§ What you should do
Reproduce verbatim the lines of the entries below, from the line that contains "List all visible" up to and including the line that contains "cell-positive: 1 <box>91 444 103 465</box>".

§ Supplied material
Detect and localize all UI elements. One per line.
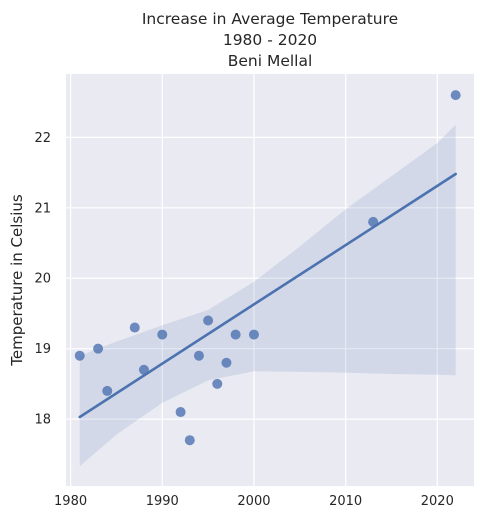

...

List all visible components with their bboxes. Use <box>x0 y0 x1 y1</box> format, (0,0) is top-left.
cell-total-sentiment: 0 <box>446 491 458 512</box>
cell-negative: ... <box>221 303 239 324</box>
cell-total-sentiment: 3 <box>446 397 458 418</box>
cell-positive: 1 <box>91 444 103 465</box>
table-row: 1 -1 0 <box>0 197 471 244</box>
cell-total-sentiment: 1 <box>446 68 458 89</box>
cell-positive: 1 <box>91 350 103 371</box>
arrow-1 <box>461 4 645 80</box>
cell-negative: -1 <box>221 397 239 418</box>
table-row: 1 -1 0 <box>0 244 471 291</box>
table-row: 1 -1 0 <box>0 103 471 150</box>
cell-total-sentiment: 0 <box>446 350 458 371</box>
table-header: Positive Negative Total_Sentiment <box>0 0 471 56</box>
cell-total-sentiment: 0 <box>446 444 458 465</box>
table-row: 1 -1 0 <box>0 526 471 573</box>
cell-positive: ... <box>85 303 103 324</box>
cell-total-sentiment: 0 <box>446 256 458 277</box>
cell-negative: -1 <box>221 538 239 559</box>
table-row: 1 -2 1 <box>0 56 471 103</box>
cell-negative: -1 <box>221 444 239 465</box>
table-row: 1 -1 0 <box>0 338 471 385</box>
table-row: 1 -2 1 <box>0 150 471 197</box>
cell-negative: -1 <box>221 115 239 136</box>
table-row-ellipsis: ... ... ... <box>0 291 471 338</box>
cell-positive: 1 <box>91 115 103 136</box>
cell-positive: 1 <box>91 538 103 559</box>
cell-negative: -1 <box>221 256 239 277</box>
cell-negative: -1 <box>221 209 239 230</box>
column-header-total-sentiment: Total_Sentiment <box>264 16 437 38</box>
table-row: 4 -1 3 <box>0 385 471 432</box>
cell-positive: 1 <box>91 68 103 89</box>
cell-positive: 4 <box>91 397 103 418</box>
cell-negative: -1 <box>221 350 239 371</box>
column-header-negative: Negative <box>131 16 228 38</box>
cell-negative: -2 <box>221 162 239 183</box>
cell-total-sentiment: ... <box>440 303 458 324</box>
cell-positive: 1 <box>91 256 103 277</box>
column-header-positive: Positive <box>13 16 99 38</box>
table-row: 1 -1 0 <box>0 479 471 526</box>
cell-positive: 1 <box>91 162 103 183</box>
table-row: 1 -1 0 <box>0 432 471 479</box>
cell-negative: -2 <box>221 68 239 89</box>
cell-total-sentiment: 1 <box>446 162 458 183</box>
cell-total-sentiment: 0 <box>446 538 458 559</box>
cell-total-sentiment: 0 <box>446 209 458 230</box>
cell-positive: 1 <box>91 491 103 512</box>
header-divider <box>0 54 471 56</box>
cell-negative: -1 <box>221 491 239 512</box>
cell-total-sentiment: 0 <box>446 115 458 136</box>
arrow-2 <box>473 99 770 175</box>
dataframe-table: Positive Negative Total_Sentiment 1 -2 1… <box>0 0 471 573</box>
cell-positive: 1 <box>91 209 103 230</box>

§ Exercise answer
List all visible components with their bboxes. Use <box>x0 y0 x1 y1</box> format, (0,0) is top-left.
cell-total-sentiment: 0 <box>446 491 458 512</box>
cell-negative: ... <box>221 303 239 324</box>
cell-total-sentiment: 3 <box>446 397 458 418</box>
cell-positive: 1 <box>91 444 103 465</box>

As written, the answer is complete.